__Given request__: Gather each line containing the string "type" from these entries.

__Listed records__:
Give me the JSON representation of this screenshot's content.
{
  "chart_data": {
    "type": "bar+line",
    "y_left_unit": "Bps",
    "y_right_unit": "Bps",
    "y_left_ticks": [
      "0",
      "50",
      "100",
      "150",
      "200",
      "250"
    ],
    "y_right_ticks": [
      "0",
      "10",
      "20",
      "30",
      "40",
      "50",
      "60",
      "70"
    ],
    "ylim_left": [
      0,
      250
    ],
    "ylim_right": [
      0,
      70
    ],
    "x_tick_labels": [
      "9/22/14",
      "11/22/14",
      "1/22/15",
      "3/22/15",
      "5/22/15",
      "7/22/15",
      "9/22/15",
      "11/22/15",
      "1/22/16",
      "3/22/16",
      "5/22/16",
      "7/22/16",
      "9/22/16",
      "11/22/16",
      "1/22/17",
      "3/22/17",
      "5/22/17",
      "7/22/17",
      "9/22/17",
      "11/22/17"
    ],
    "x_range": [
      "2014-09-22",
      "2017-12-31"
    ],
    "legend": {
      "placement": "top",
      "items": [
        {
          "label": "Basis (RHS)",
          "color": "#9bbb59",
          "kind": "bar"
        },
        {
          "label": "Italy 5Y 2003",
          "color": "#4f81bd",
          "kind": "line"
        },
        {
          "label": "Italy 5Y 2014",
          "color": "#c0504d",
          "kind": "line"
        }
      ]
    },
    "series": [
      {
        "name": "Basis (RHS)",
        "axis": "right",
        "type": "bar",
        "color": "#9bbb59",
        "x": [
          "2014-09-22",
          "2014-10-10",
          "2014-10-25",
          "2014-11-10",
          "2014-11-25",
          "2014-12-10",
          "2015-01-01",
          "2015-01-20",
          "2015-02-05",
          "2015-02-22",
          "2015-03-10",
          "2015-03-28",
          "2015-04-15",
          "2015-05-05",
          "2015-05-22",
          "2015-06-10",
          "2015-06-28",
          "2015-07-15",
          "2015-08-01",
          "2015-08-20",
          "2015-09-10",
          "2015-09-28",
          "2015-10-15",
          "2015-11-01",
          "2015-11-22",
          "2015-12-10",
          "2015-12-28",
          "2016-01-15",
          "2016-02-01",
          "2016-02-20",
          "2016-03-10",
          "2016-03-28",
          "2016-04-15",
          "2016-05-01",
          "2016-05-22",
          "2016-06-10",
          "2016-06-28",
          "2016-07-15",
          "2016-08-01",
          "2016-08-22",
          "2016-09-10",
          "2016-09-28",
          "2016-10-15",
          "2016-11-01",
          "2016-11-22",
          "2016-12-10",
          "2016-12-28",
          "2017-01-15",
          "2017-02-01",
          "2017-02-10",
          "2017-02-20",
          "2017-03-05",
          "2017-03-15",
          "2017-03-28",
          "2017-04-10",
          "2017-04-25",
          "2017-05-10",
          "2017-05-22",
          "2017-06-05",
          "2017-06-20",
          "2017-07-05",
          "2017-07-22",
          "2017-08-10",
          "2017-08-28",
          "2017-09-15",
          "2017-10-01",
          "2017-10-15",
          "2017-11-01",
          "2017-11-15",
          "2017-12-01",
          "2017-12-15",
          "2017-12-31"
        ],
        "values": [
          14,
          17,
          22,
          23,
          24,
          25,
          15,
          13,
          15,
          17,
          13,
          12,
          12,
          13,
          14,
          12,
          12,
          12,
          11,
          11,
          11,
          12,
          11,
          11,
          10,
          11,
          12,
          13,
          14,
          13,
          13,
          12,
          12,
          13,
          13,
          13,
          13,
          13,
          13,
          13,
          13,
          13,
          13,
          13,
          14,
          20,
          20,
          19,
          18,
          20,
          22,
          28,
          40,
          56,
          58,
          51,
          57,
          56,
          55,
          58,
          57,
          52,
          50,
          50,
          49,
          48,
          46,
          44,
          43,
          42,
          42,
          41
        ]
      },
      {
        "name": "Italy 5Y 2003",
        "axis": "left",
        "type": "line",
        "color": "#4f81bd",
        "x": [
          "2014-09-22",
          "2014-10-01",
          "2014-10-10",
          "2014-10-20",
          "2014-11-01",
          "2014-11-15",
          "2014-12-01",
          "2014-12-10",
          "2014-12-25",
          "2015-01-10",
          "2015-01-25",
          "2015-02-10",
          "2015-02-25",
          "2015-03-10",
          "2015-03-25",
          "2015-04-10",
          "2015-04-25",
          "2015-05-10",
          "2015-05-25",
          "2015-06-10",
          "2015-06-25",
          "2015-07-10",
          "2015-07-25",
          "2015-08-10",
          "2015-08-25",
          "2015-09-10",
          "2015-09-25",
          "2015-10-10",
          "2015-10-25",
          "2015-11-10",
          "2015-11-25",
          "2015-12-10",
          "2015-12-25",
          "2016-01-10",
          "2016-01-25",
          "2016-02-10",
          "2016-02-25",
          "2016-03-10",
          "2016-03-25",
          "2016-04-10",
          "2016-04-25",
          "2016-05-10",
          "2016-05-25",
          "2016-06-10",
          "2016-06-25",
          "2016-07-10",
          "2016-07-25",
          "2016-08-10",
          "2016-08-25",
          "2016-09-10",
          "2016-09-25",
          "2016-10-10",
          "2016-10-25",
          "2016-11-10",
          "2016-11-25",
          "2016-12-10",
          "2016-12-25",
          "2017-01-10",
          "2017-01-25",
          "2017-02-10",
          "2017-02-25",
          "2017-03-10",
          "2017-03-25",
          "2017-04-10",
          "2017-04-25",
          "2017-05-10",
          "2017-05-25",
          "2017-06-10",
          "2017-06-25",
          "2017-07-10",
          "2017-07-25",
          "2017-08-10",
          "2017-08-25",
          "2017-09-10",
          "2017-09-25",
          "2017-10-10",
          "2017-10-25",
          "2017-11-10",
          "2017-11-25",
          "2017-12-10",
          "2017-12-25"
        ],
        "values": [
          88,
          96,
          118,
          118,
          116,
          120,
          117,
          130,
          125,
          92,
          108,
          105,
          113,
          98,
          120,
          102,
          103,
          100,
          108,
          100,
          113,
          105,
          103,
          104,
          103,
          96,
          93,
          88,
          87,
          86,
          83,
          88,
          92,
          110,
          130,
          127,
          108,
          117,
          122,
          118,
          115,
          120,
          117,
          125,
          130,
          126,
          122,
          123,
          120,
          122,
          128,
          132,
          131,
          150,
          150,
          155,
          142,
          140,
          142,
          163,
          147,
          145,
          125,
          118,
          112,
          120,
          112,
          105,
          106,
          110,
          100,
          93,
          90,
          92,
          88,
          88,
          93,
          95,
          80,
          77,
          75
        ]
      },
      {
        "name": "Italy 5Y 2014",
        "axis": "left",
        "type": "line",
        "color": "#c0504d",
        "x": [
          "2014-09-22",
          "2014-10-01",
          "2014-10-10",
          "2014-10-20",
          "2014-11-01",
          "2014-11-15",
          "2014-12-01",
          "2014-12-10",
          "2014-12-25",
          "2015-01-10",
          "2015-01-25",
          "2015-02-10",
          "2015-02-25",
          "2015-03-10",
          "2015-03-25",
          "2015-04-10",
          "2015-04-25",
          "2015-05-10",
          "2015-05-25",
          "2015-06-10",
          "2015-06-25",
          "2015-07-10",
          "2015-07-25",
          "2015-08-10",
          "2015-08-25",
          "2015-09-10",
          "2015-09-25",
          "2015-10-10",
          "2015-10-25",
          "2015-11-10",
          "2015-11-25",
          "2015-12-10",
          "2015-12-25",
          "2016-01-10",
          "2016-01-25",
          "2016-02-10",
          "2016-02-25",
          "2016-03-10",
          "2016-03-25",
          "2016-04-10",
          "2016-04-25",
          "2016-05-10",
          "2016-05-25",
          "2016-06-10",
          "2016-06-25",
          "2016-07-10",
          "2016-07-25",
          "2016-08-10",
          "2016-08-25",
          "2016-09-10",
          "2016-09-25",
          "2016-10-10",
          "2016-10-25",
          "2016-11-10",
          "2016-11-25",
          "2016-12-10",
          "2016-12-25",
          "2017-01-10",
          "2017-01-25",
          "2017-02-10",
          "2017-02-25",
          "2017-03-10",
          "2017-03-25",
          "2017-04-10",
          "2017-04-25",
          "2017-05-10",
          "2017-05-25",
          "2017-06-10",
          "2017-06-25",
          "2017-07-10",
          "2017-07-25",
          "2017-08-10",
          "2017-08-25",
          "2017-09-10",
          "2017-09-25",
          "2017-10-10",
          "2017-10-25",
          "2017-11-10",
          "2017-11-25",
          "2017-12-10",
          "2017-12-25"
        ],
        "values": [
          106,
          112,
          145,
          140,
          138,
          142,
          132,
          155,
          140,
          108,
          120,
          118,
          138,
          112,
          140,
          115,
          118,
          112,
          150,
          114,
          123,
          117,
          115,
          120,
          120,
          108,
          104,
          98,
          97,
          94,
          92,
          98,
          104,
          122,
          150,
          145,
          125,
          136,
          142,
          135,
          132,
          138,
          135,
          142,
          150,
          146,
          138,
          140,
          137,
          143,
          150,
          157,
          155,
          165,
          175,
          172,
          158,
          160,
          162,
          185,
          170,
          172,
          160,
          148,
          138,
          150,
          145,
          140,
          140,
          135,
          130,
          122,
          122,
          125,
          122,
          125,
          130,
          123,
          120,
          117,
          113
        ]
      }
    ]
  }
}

__Full output__:
    "type": "bar+line",
        "type": "bar",
        "type": "line",
        "type": "line",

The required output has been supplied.